CSS Frameworks like Twitter Bootstrap are wonderful for creating sites quickly and easily but they provide a lot of styles that go unused and require a lot of style related markup.
OOCSS address serious problems with current CSS practices. But it comes at a high price. It requires developers to add non-semantic classes to markup.For small, static websites or one page sites this isn't much of a problem. For large sites and CMS sites this can create a maintainability issue.
I do a lot of WordPress theme development and I cannot take for granted that end users will know how to style content themselves. Using an OOCSS approach, the end user may have to add classes to headings to center them or make them bold.
Sure I can create preset styles for them or they could use the visual editor to style posts without any HTML knowledge but this is time consuming and may result in inconsistent styles if content creators are just styling posts according to their preference. They may also have to go through these posts again and change styles to make them consistent. This could be very time consuming and expensive.

···

*Instructions for the task*: Repeat the part of the passage on CSS frameworks and OOCSS starting with "I do a lot of" and going on through "make them bold.", word for word.

*Extracted entries*:
···

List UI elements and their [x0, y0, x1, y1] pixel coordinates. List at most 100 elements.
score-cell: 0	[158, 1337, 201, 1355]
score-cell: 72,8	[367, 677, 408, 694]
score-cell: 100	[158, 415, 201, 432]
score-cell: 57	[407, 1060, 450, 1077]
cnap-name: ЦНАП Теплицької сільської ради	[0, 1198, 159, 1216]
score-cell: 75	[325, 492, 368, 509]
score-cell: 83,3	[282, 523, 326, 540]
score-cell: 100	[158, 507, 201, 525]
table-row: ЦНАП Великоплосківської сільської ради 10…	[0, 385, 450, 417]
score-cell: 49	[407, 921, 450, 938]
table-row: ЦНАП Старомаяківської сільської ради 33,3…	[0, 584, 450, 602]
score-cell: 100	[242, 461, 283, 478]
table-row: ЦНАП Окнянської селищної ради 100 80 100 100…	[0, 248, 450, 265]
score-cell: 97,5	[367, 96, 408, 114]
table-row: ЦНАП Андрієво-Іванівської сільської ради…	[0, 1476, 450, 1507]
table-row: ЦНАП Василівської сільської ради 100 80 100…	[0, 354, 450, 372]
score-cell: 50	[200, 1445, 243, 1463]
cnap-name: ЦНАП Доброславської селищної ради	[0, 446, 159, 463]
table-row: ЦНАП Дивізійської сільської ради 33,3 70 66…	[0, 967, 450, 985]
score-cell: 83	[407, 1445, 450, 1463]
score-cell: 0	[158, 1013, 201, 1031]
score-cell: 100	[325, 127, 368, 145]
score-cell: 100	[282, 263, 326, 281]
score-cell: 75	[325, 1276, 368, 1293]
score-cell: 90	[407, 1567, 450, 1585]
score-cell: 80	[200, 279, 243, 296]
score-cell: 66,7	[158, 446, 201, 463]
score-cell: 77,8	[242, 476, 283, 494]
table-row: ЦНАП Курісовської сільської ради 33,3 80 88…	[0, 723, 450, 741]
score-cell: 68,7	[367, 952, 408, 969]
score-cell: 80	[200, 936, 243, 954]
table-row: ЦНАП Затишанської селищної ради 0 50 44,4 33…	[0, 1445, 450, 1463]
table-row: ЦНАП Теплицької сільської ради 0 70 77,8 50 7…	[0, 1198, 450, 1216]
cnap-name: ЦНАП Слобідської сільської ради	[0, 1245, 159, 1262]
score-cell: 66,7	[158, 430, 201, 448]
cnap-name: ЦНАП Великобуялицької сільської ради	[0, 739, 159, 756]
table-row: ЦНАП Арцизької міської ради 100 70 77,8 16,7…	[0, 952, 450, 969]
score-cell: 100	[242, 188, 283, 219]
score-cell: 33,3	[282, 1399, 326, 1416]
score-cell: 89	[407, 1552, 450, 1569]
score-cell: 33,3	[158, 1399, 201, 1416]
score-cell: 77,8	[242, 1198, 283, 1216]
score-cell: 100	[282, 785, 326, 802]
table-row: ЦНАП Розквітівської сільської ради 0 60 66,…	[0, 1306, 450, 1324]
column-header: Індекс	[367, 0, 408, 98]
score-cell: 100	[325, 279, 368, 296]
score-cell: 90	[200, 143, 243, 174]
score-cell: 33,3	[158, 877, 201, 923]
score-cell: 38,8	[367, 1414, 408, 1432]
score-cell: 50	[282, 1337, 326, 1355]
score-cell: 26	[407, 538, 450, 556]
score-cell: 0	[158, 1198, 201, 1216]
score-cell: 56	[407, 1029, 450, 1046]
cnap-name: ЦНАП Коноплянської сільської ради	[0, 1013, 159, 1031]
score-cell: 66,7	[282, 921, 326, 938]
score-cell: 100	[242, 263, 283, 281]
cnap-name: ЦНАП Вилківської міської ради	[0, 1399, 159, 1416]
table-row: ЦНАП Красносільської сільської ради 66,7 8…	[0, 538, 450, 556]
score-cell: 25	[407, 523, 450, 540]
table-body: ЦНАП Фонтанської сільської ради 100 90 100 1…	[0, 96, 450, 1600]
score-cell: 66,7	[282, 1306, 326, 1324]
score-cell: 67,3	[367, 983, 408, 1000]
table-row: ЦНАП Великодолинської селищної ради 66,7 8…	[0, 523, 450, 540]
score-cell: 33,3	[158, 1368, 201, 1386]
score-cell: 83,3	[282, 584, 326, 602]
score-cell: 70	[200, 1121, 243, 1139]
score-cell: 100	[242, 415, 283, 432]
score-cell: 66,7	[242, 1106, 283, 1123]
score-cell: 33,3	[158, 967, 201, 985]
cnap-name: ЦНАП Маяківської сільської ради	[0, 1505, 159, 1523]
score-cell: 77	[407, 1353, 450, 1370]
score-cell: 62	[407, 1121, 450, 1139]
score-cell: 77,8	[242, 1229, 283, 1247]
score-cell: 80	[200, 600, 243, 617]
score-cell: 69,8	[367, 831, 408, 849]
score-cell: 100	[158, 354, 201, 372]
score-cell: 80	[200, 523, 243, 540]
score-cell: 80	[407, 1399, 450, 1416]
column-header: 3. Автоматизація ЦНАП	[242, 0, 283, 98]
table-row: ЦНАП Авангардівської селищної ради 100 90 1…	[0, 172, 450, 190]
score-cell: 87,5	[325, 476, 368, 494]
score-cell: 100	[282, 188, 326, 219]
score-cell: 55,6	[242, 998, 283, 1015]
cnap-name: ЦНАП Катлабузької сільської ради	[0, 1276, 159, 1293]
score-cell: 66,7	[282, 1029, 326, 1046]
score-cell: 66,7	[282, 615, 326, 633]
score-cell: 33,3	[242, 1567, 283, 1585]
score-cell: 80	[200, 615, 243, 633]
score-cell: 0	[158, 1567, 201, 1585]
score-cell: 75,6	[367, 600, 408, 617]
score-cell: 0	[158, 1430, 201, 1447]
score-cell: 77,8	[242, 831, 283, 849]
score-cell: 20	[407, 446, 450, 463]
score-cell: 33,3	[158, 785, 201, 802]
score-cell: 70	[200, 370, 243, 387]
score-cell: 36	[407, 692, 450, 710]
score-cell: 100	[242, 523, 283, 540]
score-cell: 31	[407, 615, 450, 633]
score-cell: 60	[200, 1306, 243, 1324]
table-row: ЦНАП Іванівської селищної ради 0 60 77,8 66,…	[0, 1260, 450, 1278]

···

*Answer to the exercise*:
I do a lot of WordPress theme development and I cannot take for granted that end users will know how to style content themselves. Using an OOCSS approach, the end user may have to add classes to headings to center them or make them bold.